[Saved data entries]

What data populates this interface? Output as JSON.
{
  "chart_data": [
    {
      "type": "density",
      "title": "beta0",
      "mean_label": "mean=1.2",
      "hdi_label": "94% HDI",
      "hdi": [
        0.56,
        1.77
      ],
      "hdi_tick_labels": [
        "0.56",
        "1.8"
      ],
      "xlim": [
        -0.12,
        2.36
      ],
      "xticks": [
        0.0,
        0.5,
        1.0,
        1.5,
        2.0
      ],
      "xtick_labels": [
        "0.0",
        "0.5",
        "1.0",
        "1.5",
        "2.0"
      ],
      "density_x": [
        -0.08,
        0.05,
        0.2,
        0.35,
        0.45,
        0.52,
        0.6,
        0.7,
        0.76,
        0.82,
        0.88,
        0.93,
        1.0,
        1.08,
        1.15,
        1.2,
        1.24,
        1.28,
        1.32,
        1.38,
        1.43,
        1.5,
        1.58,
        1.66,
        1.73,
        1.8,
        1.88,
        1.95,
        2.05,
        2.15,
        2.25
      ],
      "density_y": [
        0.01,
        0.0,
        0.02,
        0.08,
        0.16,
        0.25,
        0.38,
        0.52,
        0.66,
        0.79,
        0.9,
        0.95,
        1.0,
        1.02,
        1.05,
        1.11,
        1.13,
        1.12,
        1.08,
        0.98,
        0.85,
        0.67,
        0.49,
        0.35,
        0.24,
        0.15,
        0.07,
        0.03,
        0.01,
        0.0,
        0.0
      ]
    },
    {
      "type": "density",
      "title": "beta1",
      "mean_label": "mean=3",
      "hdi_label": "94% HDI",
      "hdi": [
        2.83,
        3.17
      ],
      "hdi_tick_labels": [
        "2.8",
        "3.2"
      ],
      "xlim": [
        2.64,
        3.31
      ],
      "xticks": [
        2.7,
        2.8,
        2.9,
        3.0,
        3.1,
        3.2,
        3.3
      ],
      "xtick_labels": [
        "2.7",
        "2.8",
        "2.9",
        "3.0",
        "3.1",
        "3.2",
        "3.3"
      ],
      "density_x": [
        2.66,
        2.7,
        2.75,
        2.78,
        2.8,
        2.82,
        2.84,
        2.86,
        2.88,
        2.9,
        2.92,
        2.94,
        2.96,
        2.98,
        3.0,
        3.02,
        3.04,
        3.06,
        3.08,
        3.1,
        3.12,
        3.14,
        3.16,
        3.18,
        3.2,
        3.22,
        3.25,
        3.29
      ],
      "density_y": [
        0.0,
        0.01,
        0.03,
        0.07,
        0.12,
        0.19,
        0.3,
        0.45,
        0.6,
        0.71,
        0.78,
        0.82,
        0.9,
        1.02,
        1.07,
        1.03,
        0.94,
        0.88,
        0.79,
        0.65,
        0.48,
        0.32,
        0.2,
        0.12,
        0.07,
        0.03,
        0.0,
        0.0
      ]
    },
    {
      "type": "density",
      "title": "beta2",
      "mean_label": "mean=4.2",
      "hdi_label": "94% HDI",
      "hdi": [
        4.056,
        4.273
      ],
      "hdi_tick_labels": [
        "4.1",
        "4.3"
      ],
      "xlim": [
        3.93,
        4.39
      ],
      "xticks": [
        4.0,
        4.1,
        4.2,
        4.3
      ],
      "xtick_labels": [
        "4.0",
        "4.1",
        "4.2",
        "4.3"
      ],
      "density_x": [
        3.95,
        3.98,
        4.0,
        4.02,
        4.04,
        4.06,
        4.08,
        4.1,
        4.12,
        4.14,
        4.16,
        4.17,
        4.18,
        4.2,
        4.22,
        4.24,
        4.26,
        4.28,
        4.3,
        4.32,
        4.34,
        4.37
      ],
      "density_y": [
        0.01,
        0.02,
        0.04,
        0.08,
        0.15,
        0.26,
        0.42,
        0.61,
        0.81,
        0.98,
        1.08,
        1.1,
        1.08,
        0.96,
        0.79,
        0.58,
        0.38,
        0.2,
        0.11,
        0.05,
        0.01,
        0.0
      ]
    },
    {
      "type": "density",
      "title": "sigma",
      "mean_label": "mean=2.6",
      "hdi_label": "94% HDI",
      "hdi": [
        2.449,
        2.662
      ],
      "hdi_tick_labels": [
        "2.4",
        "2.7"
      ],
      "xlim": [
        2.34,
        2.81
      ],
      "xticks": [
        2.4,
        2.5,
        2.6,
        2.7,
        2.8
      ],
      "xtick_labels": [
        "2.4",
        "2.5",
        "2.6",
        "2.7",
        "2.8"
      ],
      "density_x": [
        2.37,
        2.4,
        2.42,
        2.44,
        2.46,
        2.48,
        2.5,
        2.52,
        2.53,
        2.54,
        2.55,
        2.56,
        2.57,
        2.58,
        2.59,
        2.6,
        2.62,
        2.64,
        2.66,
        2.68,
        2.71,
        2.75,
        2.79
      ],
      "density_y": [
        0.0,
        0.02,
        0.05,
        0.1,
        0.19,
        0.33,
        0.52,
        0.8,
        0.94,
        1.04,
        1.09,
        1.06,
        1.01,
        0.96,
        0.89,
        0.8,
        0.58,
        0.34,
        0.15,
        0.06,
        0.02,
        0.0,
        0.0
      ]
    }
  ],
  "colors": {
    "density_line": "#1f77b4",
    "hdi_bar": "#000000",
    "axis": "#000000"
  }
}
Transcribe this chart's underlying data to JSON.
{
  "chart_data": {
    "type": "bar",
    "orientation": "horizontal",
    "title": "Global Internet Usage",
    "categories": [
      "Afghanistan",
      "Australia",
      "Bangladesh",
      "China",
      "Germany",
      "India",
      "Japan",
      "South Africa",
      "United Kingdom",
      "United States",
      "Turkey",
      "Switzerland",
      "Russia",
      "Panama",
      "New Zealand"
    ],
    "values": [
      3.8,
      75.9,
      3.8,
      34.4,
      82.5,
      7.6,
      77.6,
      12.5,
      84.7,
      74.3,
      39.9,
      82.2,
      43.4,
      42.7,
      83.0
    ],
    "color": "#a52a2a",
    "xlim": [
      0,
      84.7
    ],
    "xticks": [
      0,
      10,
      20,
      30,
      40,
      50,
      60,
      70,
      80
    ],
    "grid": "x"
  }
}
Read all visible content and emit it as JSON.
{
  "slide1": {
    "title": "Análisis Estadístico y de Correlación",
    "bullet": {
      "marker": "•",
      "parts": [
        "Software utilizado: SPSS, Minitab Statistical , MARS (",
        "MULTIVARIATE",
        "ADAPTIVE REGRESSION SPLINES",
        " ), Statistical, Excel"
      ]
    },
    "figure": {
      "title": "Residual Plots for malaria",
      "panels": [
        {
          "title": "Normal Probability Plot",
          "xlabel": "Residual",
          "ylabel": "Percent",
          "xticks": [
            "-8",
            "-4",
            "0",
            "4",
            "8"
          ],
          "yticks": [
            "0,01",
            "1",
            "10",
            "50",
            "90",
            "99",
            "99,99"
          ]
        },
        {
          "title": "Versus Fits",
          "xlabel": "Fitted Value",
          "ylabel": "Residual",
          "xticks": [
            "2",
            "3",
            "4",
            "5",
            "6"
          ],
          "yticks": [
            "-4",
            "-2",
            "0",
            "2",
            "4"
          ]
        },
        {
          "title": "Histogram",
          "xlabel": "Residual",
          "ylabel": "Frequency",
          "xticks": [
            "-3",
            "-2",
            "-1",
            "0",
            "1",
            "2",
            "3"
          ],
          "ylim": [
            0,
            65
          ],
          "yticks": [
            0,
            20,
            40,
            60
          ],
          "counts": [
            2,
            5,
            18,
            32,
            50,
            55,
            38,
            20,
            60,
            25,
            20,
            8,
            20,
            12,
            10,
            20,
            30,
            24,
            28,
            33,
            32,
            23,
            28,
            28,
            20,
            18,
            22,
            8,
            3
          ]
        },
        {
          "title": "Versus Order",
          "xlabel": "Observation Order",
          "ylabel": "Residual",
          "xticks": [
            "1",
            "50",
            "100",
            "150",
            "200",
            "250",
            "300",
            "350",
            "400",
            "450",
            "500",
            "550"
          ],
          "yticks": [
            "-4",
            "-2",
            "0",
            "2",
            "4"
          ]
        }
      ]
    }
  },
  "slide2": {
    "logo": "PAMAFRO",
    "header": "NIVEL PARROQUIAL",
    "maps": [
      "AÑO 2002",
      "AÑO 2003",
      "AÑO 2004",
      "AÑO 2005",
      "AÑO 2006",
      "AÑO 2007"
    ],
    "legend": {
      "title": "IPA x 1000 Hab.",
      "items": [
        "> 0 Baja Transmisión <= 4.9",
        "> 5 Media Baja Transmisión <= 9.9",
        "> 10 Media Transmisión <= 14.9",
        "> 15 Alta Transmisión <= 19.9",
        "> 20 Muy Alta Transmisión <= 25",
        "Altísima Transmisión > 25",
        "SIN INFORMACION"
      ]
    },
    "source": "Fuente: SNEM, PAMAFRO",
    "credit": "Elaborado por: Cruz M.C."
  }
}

◆ **Exercise prompt**: In the listing above, find each line with the word "JSON" and copy it.

◆ **Correct output**:
What data populates this interface? Output as JSON.
Transcribe this chart's underlying data to JSON.
Read all visible content and emit it as JSON.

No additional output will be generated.